## What the task asks
Leaving out the pictures, retype all the material exactly.

------ Recorded data

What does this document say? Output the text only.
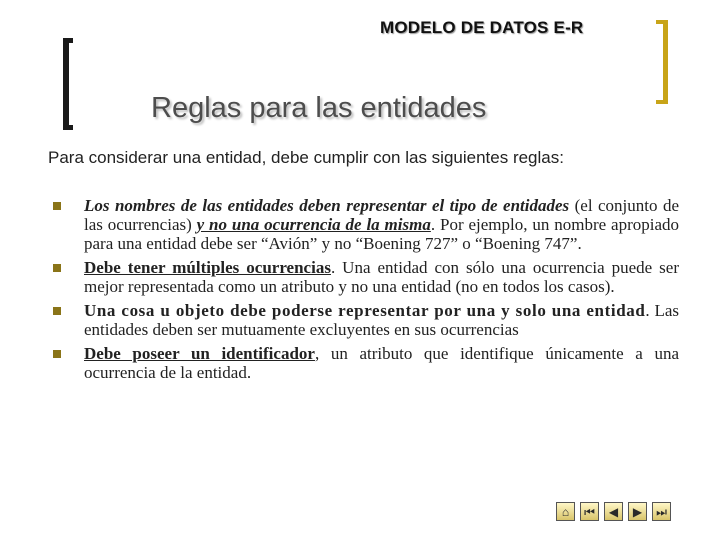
MODELO DE DATOS E-R
Reglas para las entidades
Para considerar una entidad, debe cumplir con las siguientes reglas:
Los nombres de las entidades deben representar el tipo de entidades (el conjunto de las ocurrencias) y no una ocurrencia de la misma. Por ejemplo, un nombre apropiado para una entidad debe ser “Avión” y no “Boening 727” o “Boening 747”.
Debe tener múltiples ocurrencias. Una entidad con sólo una ocurrencia puede ser mejor representada como un atributo y no una entidad (no en todos los casos).
Una cosa u objeto debe poderse representar por una y solo una entidad. Las entidades deben ser mutuamente excluyentes en sus ocurrencias
Debe poseer un identificador, un atributo que identifique únicamente a una ocurrencia de la entidad.
⌂ ⏮ ◀ ▶ ⏭
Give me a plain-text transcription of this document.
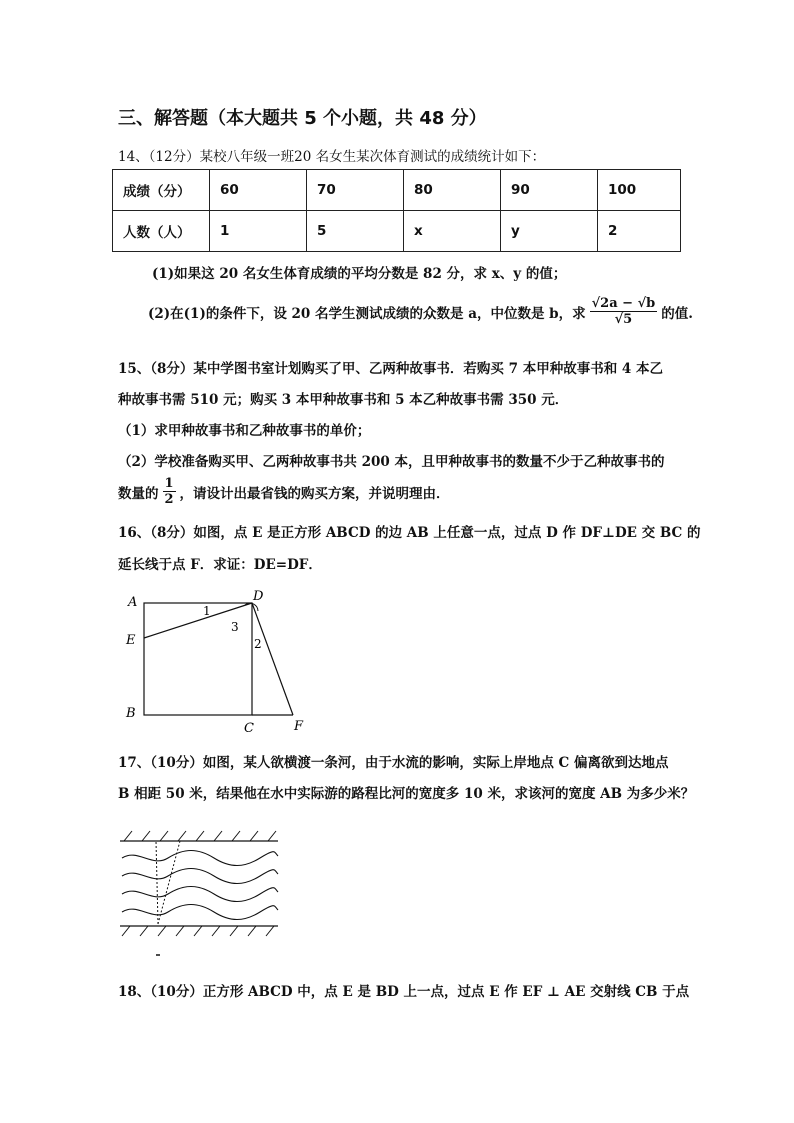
三、解答题（本大题共 5 个小题，共 48 分）
14、（12分）某校八年级一班20 名女生某次体育测试的成绩统计如下：
成绩（分）	60	70	80	90	100
人数（人）	1	5	x	y	2
(1)如果这 20 名女生体育成绩的平均分数是 82 分，求 x、y 的值；
(2)在(1)的条件下，设 20 名学生测试成绩的众数是 a，中位数是 b，求 $\frac{√2a - √b}{√5}$ 的值.
15、（8分）某中学图书室计划购买了甲、乙两种故事书．若购买 7 本甲种故事书和 4 本乙
种故事书需 510 元；购买 3 本甲种故事书和 5 本乙种故事书需 350 元．
（1）求甲种故事书和乙种故事书的单价；
（2）学校准备购买甲、乙两种故事书共 200 本，且甲种故事书的数量不少于乙种故事书的
数量的 $\frac{1}{2}$ ，请设计出最省钱的购买方案，并说明理由．
16、（8分）如图，点 E 是正方形 ABCD 的边 AB 上任意一点，过点 D 作 DF⊥DE 交 BC 的
延长线于点 F．求证：DE=DF．
A
E
B
C
D
F
1
2
3
17、（10分）如图，某人欲横渡一条河，由于水流的影响，实际上岸地点 C 偏离欲到达地点
B 相距 50 米，结果他在水中实际游的路程比河的宽度多 10 米，求该河的宽度 AB 为多少米？
18、（10分）正方形 ABCD 中，点 E 是 BD 上一点，过点 E 作 EF ⊥ AE 交射线 CB 于点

------------

## Answer to this problem
What does this document say? Output the text only.
MODELO DE DATOS E-R
Reglas para las entidades
Para considerar una entidad, debe cumplir con las siguientes reglas:
Los nombres de las entidades deben representar el tipo de entidades (el conjunto de las ocurrencias) y no una ocurrencia de la misma. Por ejemplo, un nombre apropiado para una entidad debe ser “Avión” y no “Boening 727” o “Boening 747”.
Debe tener múltiples ocurrencias. Una entidad con sólo una ocurrencia puede ser mejor representada como un atributo y no una entidad (no en todos los casos).
Una cosa u objeto debe poderse representar por una y solo una entidad. Las entidades deben ser mutuamente excluyentes en sus ocurrencias
Debe poseer un identificador, un atributo que identifique únicamente a una ocurrencia de la entidad.
⌂ ⏮ ◀ ▶ ⏭
Give me a plain-text transcription of this document.
三、解答题（本大题共 5 个小题，共 48 分）
14、（12分）某校八年级一班20 名女生某次体育测试的成绩统计如下：
成绩（分）	60	70	80	90	100
人数（人）	1	5	x	y	2
(1)如果这 20 名女生体育成绩的平均分数是 82 分，求 x、y 的值；
(2)在(1)的条件下，设 20 名学生测试成绩的众数是 a，中位数是 b，求 $\frac{√2a - √b}{√5}$ 的值.
15、（8分）某中学图书室计划购买了甲、乙两种故事书．若购买 7 本甲种故事书和 4 本乙
种故事书需 510 元；购买 3 本甲种故事书和 5 本乙种故事书需 350 元．
（1）求甲种故事书和乙种故事书的单价；
（2）学校准备购买甲、乙两种故事书共 200 本，且甲种故事书的数量不少于乙种故事书的
数量的 $\frac{1}{2}$ ，请设计出最省钱的购买方案，并说明理由．
16、（8分）如图，点 E 是正方形 ABCD 的边 AB 上任意一点，过点 D 作 DF⊥DE 交 BC 的
延长线于点 F．求证：DE=DF．
A
E
B
C
D
F
1
2
3
17、（10分）如图，某人欲横渡一条河，由于水流的影响，实际上岸地点 C 偏离欲到达地点
B 相距 50 米，结果他在水中实际游的路程比河的宽度多 10 米，求该河的宽度 AB 为多少米？
18、（10分）正方形 ABCD 中，点 E 是 BD 上一点，过点 E 作 EF ⊥ AE 交射线 CB 于点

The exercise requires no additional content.